> **Task brief**
For each entry below, write an exact copy and leave out the images.
Segment Start: Material to process
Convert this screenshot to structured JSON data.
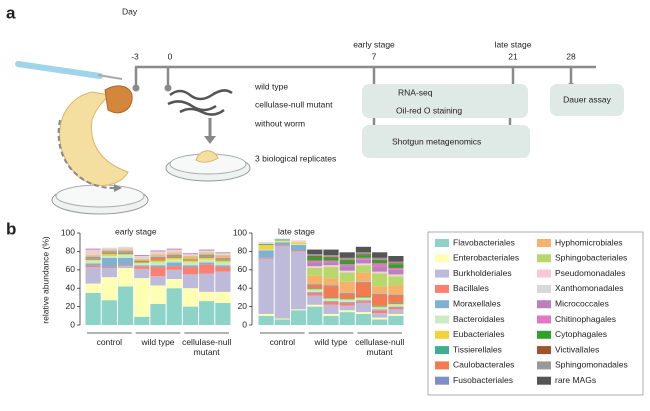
{
  "panel_a": {
    "letter": "a",
    "day_label": "Day",
    "days": [
      "-3",
      "0",
      "7",
      "21",
      "28"
    ],
    "stages": [
      "early stage",
      "late stage"
    ],
    "conditions": [
      "wild type",
      "cellulase-null mutant",
      "without worm"
    ],
    "replicates": "3 biological replicates",
    "assays": [
      "RNA-seq",
      "Oil-red O staining",
      "Shotgun metagenomics",
      "Dauer assay"
    ]
  },
  "panel_b": {
    "letter": "b"
  },
  "chart_data": [
    {
      "type": "stacked_bar",
      "title": "early stage",
      "y_label": "relative abundance (%)",
      "ylim": [
        0,
        100
      ],
      "yticks": [
        0,
        20,
        40,
        60,
        80,
        100
      ],
      "groups": [
        {
          "name": "control",
          "size": 3
        },
        {
          "name": "wild type",
          "size": 3
        },
        {
          "name": "cellulase-null mutant",
          "size": 3
        }
      ],
      "series": [
        {
          "name": "Flavobacteriales",
          "color": "#8dd3c7",
          "values": [
            35,
            27,
            42,
            9,
            23,
            40,
            20,
            26,
            24
          ]
        },
        {
          "name": "Enterobacteriales",
          "color": "#ffffb3",
          "values": [
            10,
            25,
            20,
            42,
            20,
            10,
            20,
            10,
            12
          ]
        },
        {
          "name": "Burkholderiales",
          "color": "#bebada",
          "values": [
            18,
            10,
            2,
            10,
            10,
            10,
            15,
            20,
            22
          ]
        },
        {
          "name": "Bacillales",
          "color": "#fb8072",
          "values": [
            2,
            1,
            1,
            3,
            10,
            4,
            8,
            10,
            5
          ]
        },
        {
          "name": "Moraxellales",
          "color": "#80b1d3",
          "values": [
            2,
            10,
            8,
            1,
            2,
            4,
            2,
            2,
            2
          ]
        },
        {
          "name": "Bacteroidales",
          "color": "#ccebc5",
          "values": [
            3,
            2,
            3,
            2,
            3,
            3,
            3,
            3,
            3
          ]
        },
        {
          "name": "Eubacteriales",
          "color": "#f2d43a",
          "values": [
            1,
            2,
            1,
            1,
            2,
            2,
            2,
            2,
            2
          ]
        },
        {
          "name": "Tissierellales",
          "color": "#3fae8f",
          "values": [
            1,
            1,
            1,
            1,
            1,
            1,
            1,
            1,
            1
          ]
        },
        {
          "name": "Caulobacterales",
          "color": "#f47a50",
          "values": [
            1,
            1,
            1,
            1,
            2,
            1,
            1,
            1,
            1
          ]
        },
        {
          "name": "Fusobacteriales",
          "color": "#7e8fc8",
          "values": [
            1,
            1,
            1,
            0,
            1,
            1,
            0,
            1,
            1
          ]
        },
        {
          "name": "Hyphomicrobiales",
          "color": "#f6b26b",
          "values": [
            1,
            1,
            1,
            1,
            2,
            2,
            2,
            2,
            2
          ]
        },
        {
          "name": "Sphingobacteriales",
          "color": "#b8d86b",
          "values": [
            1,
            1,
            1,
            1,
            1,
            1,
            1,
            1,
            1
          ]
        },
        {
          "name": "Pseudomonadales",
          "color": "#fbc7d4",
          "values": [
            5,
            1,
            2,
            2,
            2,
            2,
            1,
            1,
            1
          ]
        },
        {
          "name": "Xanthomonadales",
          "color": "#d9d9d9",
          "values": [
            1,
            1,
            1,
            1,
            1,
            1,
            1,
            1,
            1
          ]
        },
        {
          "name": "Micrococcales",
          "color": "#bc80bd",
          "values": [
            1,
            0,
            0,
            1,
            1,
            1,
            1,
            1,
            1
          ]
        },
        {
          "name": "Chitinophagales",
          "color": "#e377c2",
          "values": [
            0,
            0,
            0,
            0,
            0,
            0,
            0,
            0,
            0
          ]
        },
        {
          "name": "Cytophagales",
          "color": "#33a02c",
          "values": [
            0,
            0,
            0,
            0,
            0,
            0,
            0,
            0,
            0
          ]
        },
        {
          "name": "Victivallales",
          "color": "#a0522d",
          "values": [
            0,
            0,
            0,
            0,
            0,
            0,
            0,
            0,
            0
          ]
        },
        {
          "name": "Sphingomonadales",
          "color": "#999999",
          "values": [
            0,
            0,
            0,
            0,
            0,
            0,
            0,
            0,
            0
          ]
        },
        {
          "name": "rare MAGs",
          "color": "#555555",
          "values": [
            0,
            0,
            0,
            0,
            0,
            0,
            0,
            0,
            0
          ]
        }
      ]
    },
    {
      "type": "stacked_bar",
      "title": "late stage",
      "ylim": [
        0,
        100
      ],
      "yticks": [
        0,
        20,
        40,
        60,
        80,
        100
      ],
      "groups": [
        {
          "name": "control",
          "size": 3
        },
        {
          "name": "wild type",
          "size": 3
        },
        {
          "name": "cellulase-null mutant",
          "size": 3
        }
      ],
      "series": [
        {
          "values": [
            10,
            6,
            16,
            20,
            10,
            14,
            12,
            6,
            10
          ]
        },
        {
          "values": [
            2,
            1,
            1,
            2,
            2,
            2,
            2,
            2,
            2
          ]
        },
        {
          "values": [
            60,
            79,
            63,
            10,
            10,
            5,
            10,
            5,
            5
          ]
        },
        {
          "values": [
            1,
            1,
            1,
            3,
            3,
            3,
            2,
            3,
            2
          ]
        },
        {
          "values": [
            8,
            3,
            6,
            1,
            1,
            1,
            1,
            1,
            1
          ]
        },
        {
          "values": [
            1,
            1,
            1,
            2,
            2,
            2,
            2,
            2,
            2
          ]
        },
        {
          "values": [
            5,
            1,
            2,
            1,
            1,
            1,
            1,
            1,
            1
          ]
        },
        {
          "values": [
            1,
            1,
            0,
            1,
            1,
            1,
            1,
            1,
            1
          ]
        },
        {
          "values": [
            0,
            0,
            0,
            3,
            12,
            5,
            15,
            12,
            8
          ]
        },
        {
          "values": [
            0,
            0,
            0,
            1,
            1,
            1,
            1,
            1,
            1
          ]
        },
        {
          "values": [
            0,
            0,
            0,
            10,
            8,
            12,
            10,
            8,
            10
          ]
        },
        {
          "values": [
            0,
            0,
            0,
            8,
            12,
            10,
            8,
            14,
            10
          ]
        },
        {
          "values": [
            1,
            1,
            1,
            1,
            1,
            1,
            1,
            1,
            1
          ]
        },
        {
          "values": [
            1,
            0,
            1,
            1,
            1,
            1,
            1,
            1,
            1
          ]
        },
        {
          "values": [
            0,
            0,
            0,
            4,
            3,
            5,
            4,
            6,
            5
          ]
        },
        {
          "values": [
            0,
            0,
            0,
            2,
            2,
            2,
            2,
            3,
            2
          ]
        },
        {
          "values": [
            0,
            0,
            0,
            4,
            3,
            4,
            3,
            3,
            4
          ]
        },
        {
          "values": [
            0,
            0,
            0,
            1,
            1,
            1,
            1,
            1,
            1
          ]
        },
        {
          "values": [
            0,
            0,
            0,
            2,
            2,
            2,
            2,
            2,
            2
          ]
        },
        {
          "values": [
            0,
            0,
            0,
            5,
            6,
            6,
            6,
            6,
            6
          ]
        }
      ]
    }
  ]
}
Segment End: Material to process
> **Exercise result**
Convert this screenshot to structured JSON data.
{
  "panel_a": {
    "letter": "a",
    "day_label": "Day",
    "days": [
      "-3",
      "0",
      "7",
      "21",
      "28"
    ],
    "stages": [
      "early stage",
      "late stage"
    ],
    "conditions": [
      "wild type",
      "cellulase-null mutant",
      "without worm"
    ],
    "replicates": "3 biological replicates",
    "assays": [
      "RNA-seq",
      "Oil-red O staining",
      "Shotgun metagenomics",
      "Dauer assay"
    ]
  },
  "panel_b": {
    "letter": "b"
  },
  "chart_data": [
    {
      "type": "stacked_bar",
      "title": "early stage",
      "y_label": "relative abundance (%)",
      "ylim": [
        0,
        100
      ],
      "yticks": [
        0,
        20,
        40,
        60,
        80,
        100
      ],
      "groups": [
        {
          "name": "control",
          "size": 3
        },
        {
          "name": "wild type",
          "size": 3
        },
        {
          "name": "cellulase-null mutant",
          "size": 3
        }
      ],
      "series": [
        {
          "name": "Flavobacteriales",
          "color": "#8dd3c7",
          "values": [
            35,
            27,
            42,
            9,
            23,
            40,
            20,
            26,
            24
          ]
        },
        {
          "name": "Enterobacteriales",
          "color": "#ffffb3",
          "values": [
            10,
            25,
            20,
            42,
            20,
            10,
            20,
            10,
            12
          ]
        },
        {
          "name": "Burkholderiales",
          "color": "#bebada",
          "values": [
            18,
            10,
            2,
            10,
            10,
            10,
            15,
            20,
            22
          ]
        },
        {
          "name": "Bacillales",
          "color": "#fb8072",
          "values": [
            2,
            1,
            1,
            3,
            10,
            4,
            8,
            10,
            5
          ]
        },
        {
          "name": "Moraxellales",
          "color": "#80b1d3",
          "values": [
            2,
            10,
            8,
            1,
            2,
            4,
            2,
            2,
            2
          ]
        },
        {
          "name": "Bacteroidales",
          "color": "#ccebc5",
          "values": [
            3,
            2,
            3,
            2,
            3,
            3,
            3,
            3,
            3
          ]
        },
        {
          "name": "Eubacteriales",
          "color": "#f2d43a",
          "values": [
            1,
            2,
            1,
            1,
            2,
            2,
            2,
            2,
            2
          ]
        },
        {
          "name": "Tissierellales",
          "color": "#3fae8f",
          "values": [
            1,
            1,
            1,
            1,
            1,
            1,
            1,
            1,
            1
          ]
        },
        {
          "name": "Caulobacterales",
          "color": "#f47a50",
          "values": [
            1,
            1,
            1,
            1,
            2,
            1,
            1,
            1,
            1
          ]
        },
        {
          "name": "Fusobacteriales",
          "color": "#7e8fc8",
          "values": [
            1,
            1,
            1,
            0,
            1,
            1,
            0,
            1,
            1
          ]
        },
        {
          "name": "Hyphomicrobiales",
          "color": "#f6b26b",
          "values": [
            1,
            1,
            1,
            1,
            2,
            2,
            2,
            2,
            2
          ]
        },
        {
          "name": "Sphingobacteriales",
          "color": "#b8d86b",
          "values": [
            1,
            1,
            1,
            1,
            1,
            1,
            1,
            1,
            1
          ]
        },
        {
          "name": "Pseudomonadales",
          "color": "#fbc7d4",
          "values": [
            5,
            1,
            2,
            2,
            2,
            2,
            1,
            1,
            1
          ]
        },
        {
          "name": "Xanthomonadales",
          "color": "#d9d9d9",
          "values": [
            1,
            1,
            1,
            1,
            1,
            1,
            1,
            1,
            1
          ]
        },
        {
          "name": "Micrococcales",
          "color": "#bc80bd",
          "values": [
            1,
            0,
            0,
            1,
            1,
            1,
            1,
            1,
            1
          ]
        },
        {
          "name": "Chitinophagales",
          "color": "#e377c2",
          "values": [
            0,
            0,
            0,
            0,
            0,
            0,
            0,
            0,
            0
          ]
        },
        {
          "name": "Cytophagales",
          "color": "#33a02c",
          "values": [
            0,
            0,
            0,
            0,
            0,
            0,
            0,
            0,
            0
          ]
        },
        {
          "name": "Victivallales",
          "color": "#a0522d",
          "values": [
            0,
            0,
            0,
            0,
            0,
            0,
            0,
            0,
            0
          ]
        },
        {
          "name": "Sphingomonadales",
          "color": "#999999",
          "values": [
            0,
            0,
            0,
            0,
            0,
            0,
            0,
            0,
            0
          ]
        },
        {
          "name": "rare MAGs",
          "color": "#555555",
          "values": [
            0,
            0,
            0,
            0,
            0,
            0,
            0,
            0,
            0
          ]
        }
      ]
    },
    {
      "type": "stacked_bar",
      "title": "late stage",
      "ylim": [
        0,
        100
      ],
      "yticks": [
        0,
        20,
        40,
        60,
        80,
        100
      ],
      "groups": [
        {
          "name": "control",
          "size": 3
        },
        {
          "name": "wild type",
          "size": 3
        },
        {
          "name": "cellulase-null mutant",
          "size": 3
        }
      ],
      "series": [
        {
          "values": [
            10,
            6,
            16,
            20,
            10,
            14,
            12,
            6,
            10
          ]
        },
        {
          "values": [
            2,
            1,
            1,
            2,
            2,
            2,
            2,
            2,
            2
          ]
        },
        {
          "values": [
            60,
            79,
            63,
            10,
            10,
            5,
            10,
            5,
            5
          ]
        },
        {
          "values": [
            1,
            1,
            1,
            3,
            3,
            3,
            2,
            3,
            2
          ]
        },
        {
          "values": [
            8,
            3,
            6,
            1,
            1,
            1,
            1,
            1,
            1
          ]
        },
        {
          "values": [
            1,
            1,
            1,
            2,
            2,
            2,
            2,
            2,
            2
          ]
        },
        {
          "values": [
            5,
            1,
            2,
            1,
            1,
            1,
            1,
            1,
            1
          ]
        },
        {
          "values": [
            1,
            1,
            0,
            1,
            1,
            1,
            1,
            1,
            1
          ]
        },
        {
          "values": [
            0,
            0,
            0,
            3,
            12,
            5,
            15,
            12,
            8
          ]
        },
        {
          "values": [
            0,
            0,
            0,
            1,
            1,
            1,
            1,
            1,
            1
          ]
        },
        {
          "values": [
            0,
            0,
            0,
            10,
            8,
            12,
            10,
            8,
            10
          ]
        },
        {
          "values": [
            0,
            0,
            0,
            8,
            12,
            10,
            8,
            14,
            10
          ]
        },
        {
          "values": [
            1,
            1,
            1,
            1,
            1,
            1,
            1,
            1,
            1
          ]
        },
        {
          "values": [
            1,
            0,
            1,
            1,
            1,
            1,
            1,
            1,
            1
          ]
        },
        {
          "values": [
            0,
            0,
            0,
            4,
            3,
            5,
            4,
            6,
            5
          ]
        },
        {
          "values": [
            0,
            0,
            0,
            2,
            2,
            2,
            2,
            3,
            2
          ]
        },
        {
          "values": [
            0,
            0,
            0,
            4,
            3,
            4,
            3,
            3,
            4
          ]
        },
        {
          "values": [
            0,
            0,
            0,
            1,
            1,
            1,
            1,
            1,
            1
          ]
        },
        {
          "values": [
            0,
            0,
            0,
            2,
            2,
            2,
            2,
            2,
            2
          ]
        },
        {
          "values": [
            0,
            0,
            0,
            5,
            6,
            6,
            6,
            6,
            6
          ]
        }
      ]
    }
  ]
}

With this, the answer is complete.